(Records contained in a dataset)
__________________________________________________

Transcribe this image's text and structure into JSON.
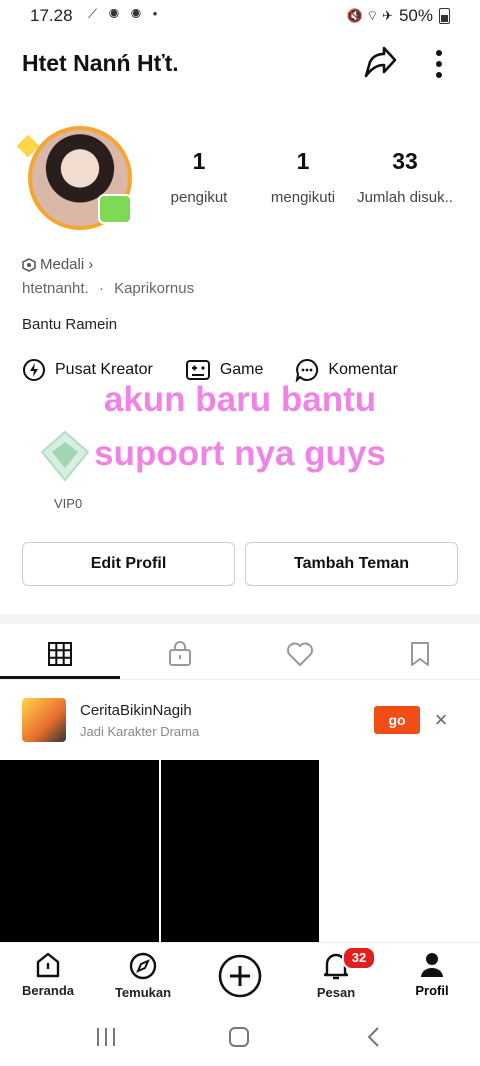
{
  "status_bar": {
    "time": "17.28",
    "battery": "50%",
    "left_icons": "⟋ ◉ ◉ •",
    "right_icons": "🔇 ⌔ ✈"
  },
  "header": {
    "username": "Htet Nanń Hťt."
  },
  "stats": [
    {
      "value": "1",
      "label": "pengikut"
    },
    {
      "value": "1",
      "label": "mengikuti"
    },
    {
      "value": "33",
      "label": "Jumlah disuk.."
    }
  ],
  "profile": {
    "medal_label": "Medali",
    "medal_chevron": "›",
    "handle": "htetnanht.",
    "separator": "·",
    "zodiac": "Kaprikornus",
    "bio": "Bantu Ramein"
  },
  "shortcuts": [
    {
      "label": "Pusat Kreator",
      "icon": "lightning-circle-icon"
    },
    {
      "label": "Game",
      "icon": "gamepad-icon"
    },
    {
      "label": "Komentar",
      "icon": "comment-icon"
    }
  ],
  "overlay_text": {
    "line1": "akun baru bantu",
    "line2": "supoort nya guys"
  },
  "vip": {
    "label": "VIP0"
  },
  "buttons": {
    "edit_profile": "Edit Profil",
    "add_friend": "Tambah Teman"
  },
  "tabs": [
    {
      "name": "grid",
      "icon": "grid-icon"
    },
    {
      "name": "private",
      "icon": "lock-bag-icon"
    },
    {
      "name": "liked",
      "icon": "heart-icon"
    },
    {
      "name": "saved",
      "icon": "bookmark-icon"
    }
  ],
  "ad": {
    "title": "CeritaBikinNagih",
    "subtitle": "Jadi Karakter Drama",
    "cta": "go",
    "close": "×"
  },
  "bottom_nav": [
    {
      "label": "Beranda",
      "icon": "home-icon"
    },
    {
      "label": "Temukan",
      "icon": "compass-icon"
    },
    {
      "label": "",
      "icon": "create-plus-icon"
    },
    {
      "label": "Pesan",
      "icon": "bell-icon",
      "badge": "32"
    },
    {
      "label": "Profil",
      "icon": "person-icon"
    }
  ],
  "colors": {
    "accent_orange": "#f04e16",
    "badge_red": "#e02020",
    "overlay_pink": "#ef84e6"
  }
}
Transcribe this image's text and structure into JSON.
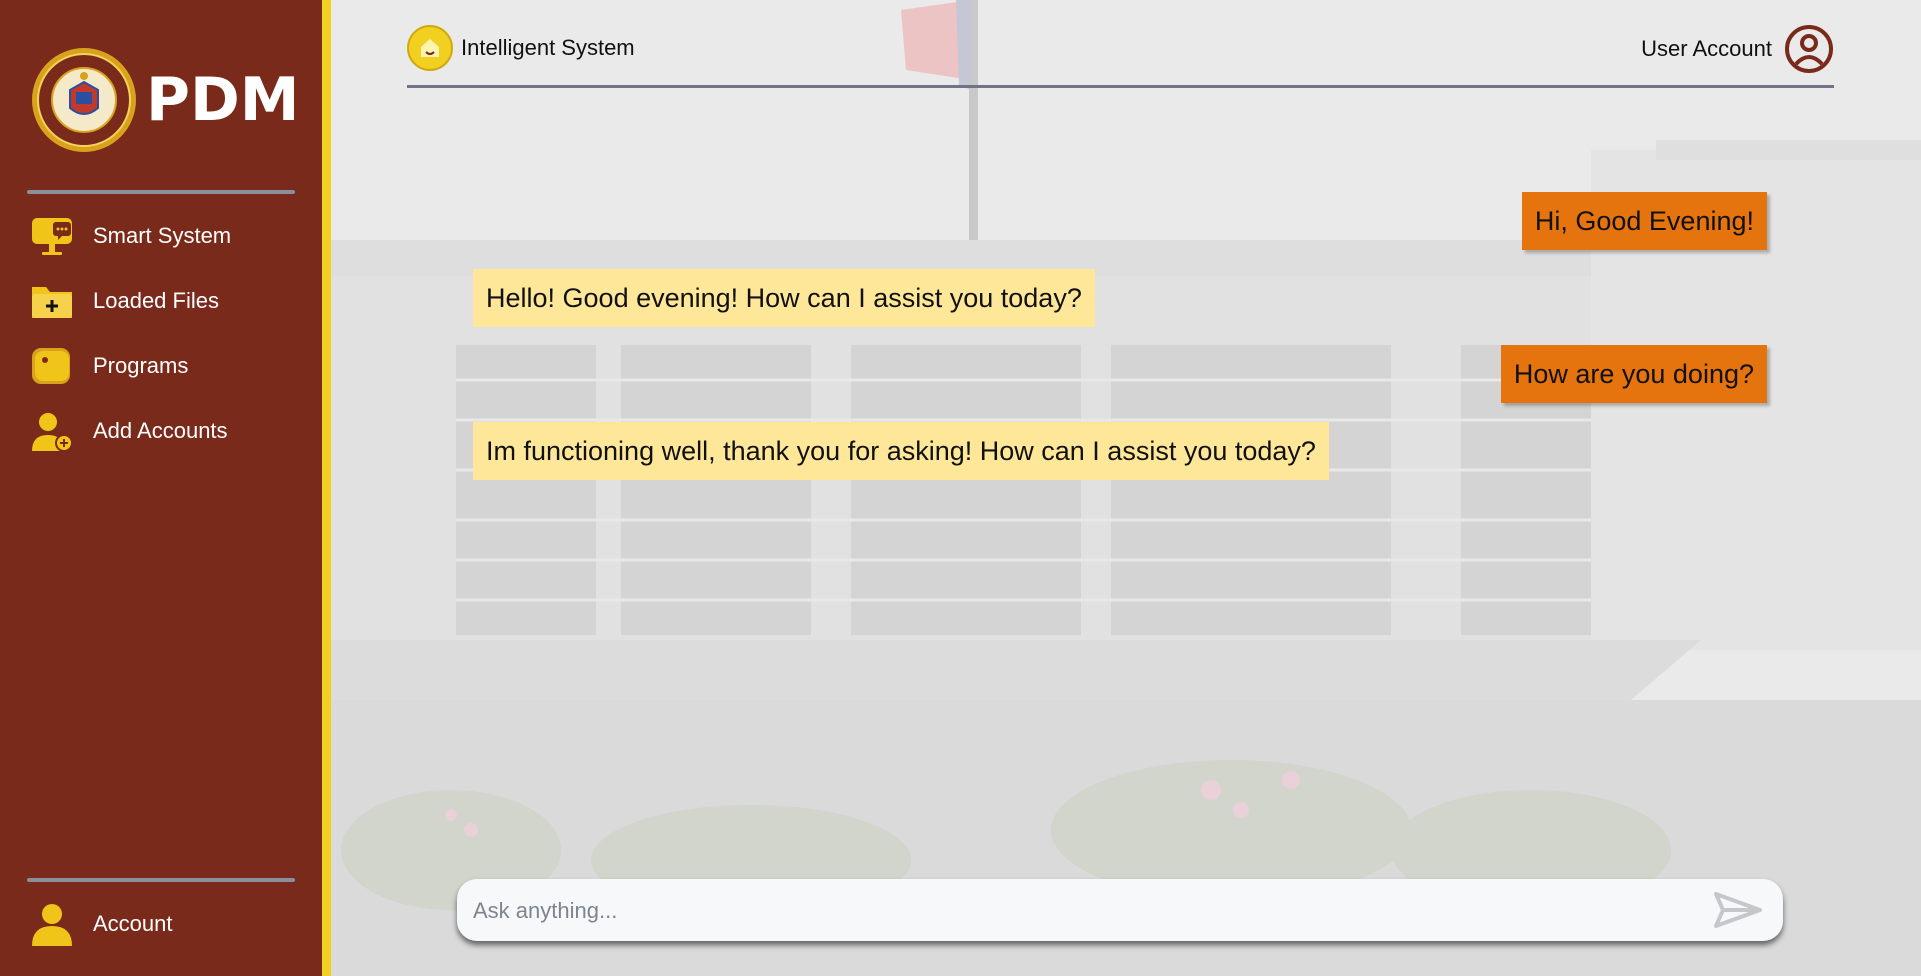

__________________________________________________

## WHAT THE EXERCISE ASKS
Copy all the lines of data exactly as they appear, dropping any images.

## ANSWER BELOW
Transcribe this image's text and structure into JSON.
{
  "status_bar": {
    "time": "17.28",
    "battery": "50%",
    "left_icons": "⟋ ◉ ◉ •",
    "right_icons": "🔇 ⌔ ✈"
  },
  "header": {
    "username": "Htet Nanń Hťt."
  },
  "stats": [
    {
      "value": "1",
      "label": "pengikut"
    },
    {
      "value": "1",
      "label": "mengikuti"
    },
    {
      "value": "33",
      "label": "Jumlah disuk.."
    }
  ],
  "profile": {
    "medal_label": "Medali",
    "medal_chevron": "›",
    "handle": "htetnanht.",
    "separator": "·",
    "zodiac": "Kaprikornus",
    "bio": "Bantu Ramein"
  },
  "shortcuts": [
    {
      "label": "Pusat Kreator",
      "icon": "lightning-circle-icon"
    },
    {
      "label": "Game",
      "icon": "gamepad-icon"
    },
    {
      "label": "Komentar",
      "icon": "comment-icon"
    }
  ],
  "overlay_text": {
    "line1": "akun baru bantu",
    "line2": "supoort nya guys"
  },
  "vip": {
    "label": "VIP0"
  },
  "buttons": {
    "edit_profile": "Edit Profil",
    "add_friend": "Tambah Teman"
  },
  "tabs": [
    {
      "name": "grid",
      "icon": "grid-icon"
    },
    {
      "name": "private",
      "icon": "lock-bag-icon"
    },
    {
      "name": "liked",
      "icon": "heart-icon"
    },
    {
      "name": "saved",
      "icon": "bookmark-icon"
    }
  ],
  "ad": {
    "title": "CeritaBikinNagih",
    "subtitle": "Jadi Karakter Drama",
    "cta": "go",
    "close": "×"
  },
  "bottom_nav": [
    {
      "label": "Beranda",
      "icon": "home-icon"
    },
    {
      "label": "Temukan",
      "icon": "compass-icon"
    },
    {
      "label": "",
      "icon": "create-plus-icon"
    },
    {
      "label": "Pesan",
      "icon": "bell-icon",
      "badge": "32"
    },
    {
      "label": "Profil",
      "icon": "person-icon"
    }
  ],
  "colors": {
    "accent_orange": "#f04e16",
    "badge_red": "#e02020",
    "overlay_pink": "#ef84e6"
  }
}
Transcribe this image's text and structure into JSON.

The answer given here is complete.